- YOUR GOAL -
Copy out every record below with complete accuracy.

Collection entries
——————

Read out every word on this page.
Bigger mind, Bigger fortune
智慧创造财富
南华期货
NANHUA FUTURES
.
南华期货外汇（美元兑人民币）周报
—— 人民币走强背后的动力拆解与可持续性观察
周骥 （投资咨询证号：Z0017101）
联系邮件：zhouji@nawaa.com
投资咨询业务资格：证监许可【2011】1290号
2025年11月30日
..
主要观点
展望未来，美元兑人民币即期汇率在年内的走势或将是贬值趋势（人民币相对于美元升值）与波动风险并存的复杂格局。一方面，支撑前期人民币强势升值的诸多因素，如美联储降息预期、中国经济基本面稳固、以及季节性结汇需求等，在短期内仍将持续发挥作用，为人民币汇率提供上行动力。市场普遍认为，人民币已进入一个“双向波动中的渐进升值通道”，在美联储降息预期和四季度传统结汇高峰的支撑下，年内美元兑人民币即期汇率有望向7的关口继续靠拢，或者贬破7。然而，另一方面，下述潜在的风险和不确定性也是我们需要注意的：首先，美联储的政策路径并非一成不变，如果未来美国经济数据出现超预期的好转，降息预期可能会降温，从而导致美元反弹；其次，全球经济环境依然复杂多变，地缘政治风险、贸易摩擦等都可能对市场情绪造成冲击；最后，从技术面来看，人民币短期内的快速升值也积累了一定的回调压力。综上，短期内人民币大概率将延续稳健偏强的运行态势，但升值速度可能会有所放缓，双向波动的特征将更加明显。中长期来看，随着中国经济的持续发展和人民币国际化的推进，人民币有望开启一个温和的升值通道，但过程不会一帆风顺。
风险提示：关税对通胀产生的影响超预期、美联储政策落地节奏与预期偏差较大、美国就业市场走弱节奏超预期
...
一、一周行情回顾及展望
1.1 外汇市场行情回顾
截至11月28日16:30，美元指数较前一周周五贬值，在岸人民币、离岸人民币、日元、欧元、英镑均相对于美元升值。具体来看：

——————

- COMPLETED EXERCISE -
Read out every word on this page.
Bigger mind, Bigger fortune
智慧创造财富
南华期货
NANHUA FUTURES
.
南华期货外汇（美元兑人民币）周报
—— 人民币走强背后的动力拆解与可持续性观察
周骥 （投资咨询证号：Z0017101）
联系邮件：zhouji@nawaa.com
投资咨询业务资格：证监许可【2011】1290号
2025年11月30日
..
主要观点
展望未来，美元兑人民币即期汇率在年内的走势或将是贬值趋势（人民币相对于美元升值）与波动风险并存的复杂格局。一方面，支撑前期人民币强势升值的诸多因素，如美联储降息预期、中国经济基本面稳固、以及季节性结汇需求等，在短期内仍将持续发挥作用，为人民币汇率提供上行动力。市场普遍认为，人民币已进入一个“双向波动中的渐进升值通道”，在美联储降息预期和四季度传统结汇高峰的支撑下，年内美元兑人民币即期汇率有望向7的关口继续靠拢，或者贬破7。然而，另一方面，下述潜在的风险和不确定性也是我们需要注意的：首先，美联储的政策路径并非一成不变，如果未来美国经济数据出现超预期的好转，降息预期可能会降温，从而导致美元反弹；其次，全球经济环境依然复杂多变，地缘政治风险、贸易摩擦等都可能对市场情绪造成冲击；最后，从技术面来看，人民币短期内的快速升值也积累了一定的回调压力。综上，短期内人民币大概率将延续稳健偏强的运行态势，但升值速度可能会有所放缓，双向波动的特征将更加明显。中长期来看，随着中国经济的持续发展和人民币国际化的推进，人民币有望开启一个温和的升值通道，但过程不会一帆风顺。
风险提示：关税对通胀产生的影响超预期、美联储政策落地节奏与预期偏差较大、美国就业市场走弱节奏超预期
...
一、一周行情回顾及展望
1.1 外汇市场行情回顾
截至11月28日16:30，美元指数较前一周周五贬值，在岸人民币、离岸人民币、日元、欧元、英镑均相对于美元升值。具体来看：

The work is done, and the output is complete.